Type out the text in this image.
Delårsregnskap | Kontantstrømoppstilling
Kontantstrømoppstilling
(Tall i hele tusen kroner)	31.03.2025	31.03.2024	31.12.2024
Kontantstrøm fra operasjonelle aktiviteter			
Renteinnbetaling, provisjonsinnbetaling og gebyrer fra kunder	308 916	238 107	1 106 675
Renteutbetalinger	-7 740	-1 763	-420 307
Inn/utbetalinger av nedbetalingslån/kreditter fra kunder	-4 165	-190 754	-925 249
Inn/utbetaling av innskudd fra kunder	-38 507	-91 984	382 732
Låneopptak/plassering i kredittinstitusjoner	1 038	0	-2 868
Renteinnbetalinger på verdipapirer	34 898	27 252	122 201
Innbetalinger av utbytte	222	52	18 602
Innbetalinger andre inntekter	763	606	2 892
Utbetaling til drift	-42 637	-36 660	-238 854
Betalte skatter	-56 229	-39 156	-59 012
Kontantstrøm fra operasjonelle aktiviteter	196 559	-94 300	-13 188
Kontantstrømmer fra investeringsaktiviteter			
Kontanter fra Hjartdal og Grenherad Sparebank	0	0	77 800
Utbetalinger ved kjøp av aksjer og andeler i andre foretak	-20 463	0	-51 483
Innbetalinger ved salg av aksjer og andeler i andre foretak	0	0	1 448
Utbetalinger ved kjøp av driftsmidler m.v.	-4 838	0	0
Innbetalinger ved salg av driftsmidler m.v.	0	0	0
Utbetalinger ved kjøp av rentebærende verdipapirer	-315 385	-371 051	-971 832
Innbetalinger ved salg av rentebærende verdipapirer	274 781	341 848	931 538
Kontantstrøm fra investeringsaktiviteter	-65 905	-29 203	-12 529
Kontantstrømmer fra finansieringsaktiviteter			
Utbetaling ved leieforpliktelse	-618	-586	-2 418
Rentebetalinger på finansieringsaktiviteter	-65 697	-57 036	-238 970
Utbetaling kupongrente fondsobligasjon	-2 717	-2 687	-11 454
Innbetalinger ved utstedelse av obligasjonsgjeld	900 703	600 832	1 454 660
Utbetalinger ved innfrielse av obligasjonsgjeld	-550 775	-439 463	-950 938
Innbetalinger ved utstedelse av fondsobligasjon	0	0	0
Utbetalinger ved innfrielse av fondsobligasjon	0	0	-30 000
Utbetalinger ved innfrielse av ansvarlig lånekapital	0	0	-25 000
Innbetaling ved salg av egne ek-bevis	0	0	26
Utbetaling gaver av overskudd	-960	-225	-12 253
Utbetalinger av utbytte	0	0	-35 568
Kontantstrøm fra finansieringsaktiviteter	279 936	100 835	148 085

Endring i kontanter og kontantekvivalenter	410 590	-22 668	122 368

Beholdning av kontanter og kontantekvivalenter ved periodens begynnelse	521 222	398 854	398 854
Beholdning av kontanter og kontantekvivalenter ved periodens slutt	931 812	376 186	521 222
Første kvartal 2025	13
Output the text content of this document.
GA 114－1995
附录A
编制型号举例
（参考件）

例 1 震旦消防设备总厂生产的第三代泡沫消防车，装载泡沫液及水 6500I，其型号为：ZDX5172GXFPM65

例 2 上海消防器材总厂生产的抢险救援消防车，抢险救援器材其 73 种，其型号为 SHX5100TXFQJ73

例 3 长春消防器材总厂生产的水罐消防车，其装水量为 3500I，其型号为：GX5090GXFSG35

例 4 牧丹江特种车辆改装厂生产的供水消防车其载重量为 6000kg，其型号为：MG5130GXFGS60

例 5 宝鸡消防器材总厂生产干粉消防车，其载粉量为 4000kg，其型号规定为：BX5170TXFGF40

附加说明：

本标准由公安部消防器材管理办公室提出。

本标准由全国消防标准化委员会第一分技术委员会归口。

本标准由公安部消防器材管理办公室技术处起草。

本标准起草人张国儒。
----
DIRECTIVE :: Every entry should be printed again exactly as it stands.

ANSWER FOR THIS EXERCISE ::
Type out the text in this image.
Delårsregnskap | Kontantstrømoppstilling
Kontantstrømoppstilling
(Tall i hele tusen kroner)	31.03.2025	31.03.2024	31.12.2024
Kontantstrøm fra operasjonelle aktiviteter			
Renteinnbetaling, provisjonsinnbetaling og gebyrer fra kunder	308 916	238 107	1 106 675
Renteutbetalinger	-7 740	-1 763	-420 307
Inn/utbetalinger av nedbetalingslån/kreditter fra kunder	-4 165	-190 754	-925 249
Inn/utbetaling av innskudd fra kunder	-38 507	-91 984	382 732
Låneopptak/plassering i kredittinstitusjoner	1 038	0	-2 868
Renteinnbetalinger på verdipapirer	34 898	27 252	122 201
Innbetalinger av utbytte	222	52	18 602
Innbetalinger andre inntekter	763	606	2 892
Utbetaling til drift	-42 637	-36 660	-238 854
Betalte skatter	-56 229	-39 156	-59 012
Kontantstrøm fra operasjonelle aktiviteter	196 559	-94 300	-13 188
Kontantstrømmer fra investeringsaktiviteter			
Kontanter fra Hjartdal og Grenherad Sparebank	0	0	77 800
Utbetalinger ved kjøp av aksjer og andeler i andre foretak	-20 463	0	-51 483
Innbetalinger ved salg av aksjer og andeler i andre foretak	0	0	1 448
Utbetalinger ved kjøp av driftsmidler m.v.	-4 838	0	0
Innbetalinger ved salg av driftsmidler m.v.	0	0	0
Utbetalinger ved kjøp av rentebærende verdipapirer	-315 385	-371 051	-971 832
Innbetalinger ved salg av rentebærende verdipapirer	274 781	341 848	931 538
Kontantstrøm fra investeringsaktiviteter	-65 905	-29 203	-12 529
Kontantstrømmer fra finansieringsaktiviteter			
Utbetaling ved leieforpliktelse	-618	-586	-2 418
Rentebetalinger på finansieringsaktiviteter	-65 697	-57 036	-238 970
Utbetaling kupongrente fondsobligasjon	-2 717	-2 687	-11 454
Innbetalinger ved utstedelse av obligasjonsgjeld	900 703	600 832	1 454 660
Utbetalinger ved innfrielse av obligasjonsgjeld	-550 775	-439 463	-950 938
Innbetalinger ved utstedelse av fondsobligasjon	0	0	0
Utbetalinger ved innfrielse av fondsobligasjon	0	0	-30 000
Utbetalinger ved innfrielse av ansvarlig lånekapital	0	0	-25 000
Innbetaling ved salg av egne ek-bevis	0	0	26
Utbetaling gaver av overskudd	-960	-225	-12 253
Utbetalinger av utbytte	0	0	-35 568
Kontantstrøm fra finansieringsaktiviteter	279 936	100 835	148 085

Endring i kontanter og kontantekvivalenter	410 590	-22 668	122 368

Beholdning av kontanter og kontantekvivalenter ved periodens begynnelse	521 222	398 854	398 854
Beholdning av kontanter og kontantekvivalenter ved periodens slutt	931 812	376 186	521 222
Første kvartal 2025	13
Output the text content of this document.
GA 114－1995
附录A
编制型号举例
（参考件）

例 1 震旦消防设备总厂生产的第三代泡沫消防车，装载泡沫液及水 6500I，其型号为：ZDX5172GXFPM65

例 2 上海消防器材总厂生产的抢险救援消防车，抢险救援器材其 73 种，其型号为 SHX5100TXFQJ73

例 3 长春消防器材总厂生产的水罐消防车，其装水量为 3500I，其型号为：GX5090GXFSG35

例 4 牧丹江特种车辆改装厂生产的供水消防车其载重量为 6000kg，其型号为：MG5130GXFGS60

例 5 宝鸡消防器材总厂生产干粉消防车，其载粉量为 4000kg，其型号规定为：BX5170TXFGF40

附加说明：

本标准由公安部消防器材管理办公室提出。

本标准由全国消防标准化委员会第一分技术委员会归口。

本标准由公安部消防器材管理办公室技术处起草。

本标准起草人张国儒。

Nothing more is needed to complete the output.